Please return the lines below, from the first one through the one containing "y-left-tick-label: 80 — [87, 103, 103, 119]" (both included), as a JSON list of strings with one string per line and blank lines omitted.

# Start of Input data

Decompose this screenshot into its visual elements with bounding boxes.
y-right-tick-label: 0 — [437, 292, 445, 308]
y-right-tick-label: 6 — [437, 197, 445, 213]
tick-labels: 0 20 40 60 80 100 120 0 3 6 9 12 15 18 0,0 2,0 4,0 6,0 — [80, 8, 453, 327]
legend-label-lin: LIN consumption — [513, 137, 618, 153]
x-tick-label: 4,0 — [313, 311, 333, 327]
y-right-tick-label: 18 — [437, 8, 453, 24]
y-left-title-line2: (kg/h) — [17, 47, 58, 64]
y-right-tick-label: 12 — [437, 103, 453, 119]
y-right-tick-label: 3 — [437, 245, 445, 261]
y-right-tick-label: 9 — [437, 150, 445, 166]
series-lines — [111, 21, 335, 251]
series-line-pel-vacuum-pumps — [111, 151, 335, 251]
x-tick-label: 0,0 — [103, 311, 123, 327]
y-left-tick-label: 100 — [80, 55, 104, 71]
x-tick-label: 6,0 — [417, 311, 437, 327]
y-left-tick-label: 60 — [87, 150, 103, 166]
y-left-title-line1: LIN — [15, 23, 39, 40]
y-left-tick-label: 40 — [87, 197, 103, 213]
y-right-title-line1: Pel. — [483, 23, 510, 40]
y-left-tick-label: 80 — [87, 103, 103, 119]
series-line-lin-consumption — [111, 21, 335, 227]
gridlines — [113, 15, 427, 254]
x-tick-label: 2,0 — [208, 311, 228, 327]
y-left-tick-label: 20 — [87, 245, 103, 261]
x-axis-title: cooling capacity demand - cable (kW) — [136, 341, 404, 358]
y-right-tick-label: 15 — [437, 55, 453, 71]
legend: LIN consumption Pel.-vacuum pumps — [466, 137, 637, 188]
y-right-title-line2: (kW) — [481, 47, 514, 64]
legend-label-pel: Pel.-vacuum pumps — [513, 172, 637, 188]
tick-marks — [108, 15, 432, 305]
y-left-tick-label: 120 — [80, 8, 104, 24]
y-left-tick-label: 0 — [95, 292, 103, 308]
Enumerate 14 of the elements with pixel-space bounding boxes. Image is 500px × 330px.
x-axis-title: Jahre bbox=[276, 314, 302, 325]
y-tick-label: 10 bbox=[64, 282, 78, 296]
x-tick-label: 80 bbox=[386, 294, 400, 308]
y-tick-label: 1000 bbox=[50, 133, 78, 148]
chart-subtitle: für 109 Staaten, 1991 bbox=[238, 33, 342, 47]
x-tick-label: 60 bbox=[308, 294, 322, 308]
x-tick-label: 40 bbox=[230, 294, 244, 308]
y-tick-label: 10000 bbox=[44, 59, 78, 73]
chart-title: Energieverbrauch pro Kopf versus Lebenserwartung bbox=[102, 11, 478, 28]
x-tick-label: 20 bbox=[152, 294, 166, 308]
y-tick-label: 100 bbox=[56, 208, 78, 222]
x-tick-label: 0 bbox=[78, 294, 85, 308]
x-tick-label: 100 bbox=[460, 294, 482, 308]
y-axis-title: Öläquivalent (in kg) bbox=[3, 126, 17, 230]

# End of Input data

Worked solution =
[
  "Decompose this screenshot into its visual elements with bounding boxes.",
  "y-right-tick-label: 0 — [437, 292, 445, 308]",
  "y-right-tick-label: 6 — [437, 197, 445, 213]",
  "tick-labels: 0 20 40 60 80 100 120 0 3 6 9 12 15 18 0,0 2,0 4,0 6,0 — [80, 8, 453, 327]",
  "legend-label-lin: LIN consumption — [513, 137, 618, 153]",
  "x-tick-label: 4,0 — [313, 311, 333, 327]",
  "y-right-tick-label: 18 — [437, 8, 453, 24]",
  "y-left-title-line2: (kg/h) — [17, 47, 58, 64]",
  "y-right-tick-label: 12 — [437, 103, 453, 119]",
  "y-right-tick-label: 3 — [437, 245, 445, 261]",
  "y-right-tick-label: 9 — [437, 150, 445, 166]",
  "series-lines — [111, 21, 335, 251]",
  "series-line-pel-vacuum-pumps — [111, 151, 335, 251]",
  "x-tick-label: 0,0 — [103, 311, 123, 327]",
  "y-left-tick-label: 100 — [80, 55, 104, 71]",
  "x-tick-label: 6,0 — [417, 311, 437, 327]",
  "y-left-tick-label: 60 — [87, 150, 103, 166]",
  "y-left-title-line1: LIN — [15, 23, 39, 40]",
  "y-left-tick-label: 40 — [87, 197, 103, 213]",
  "y-right-title-line1: Pel. — [483, 23, 510, 40]",
  "y-left-tick-label: 80 — [87, 103, 103, 119]"
]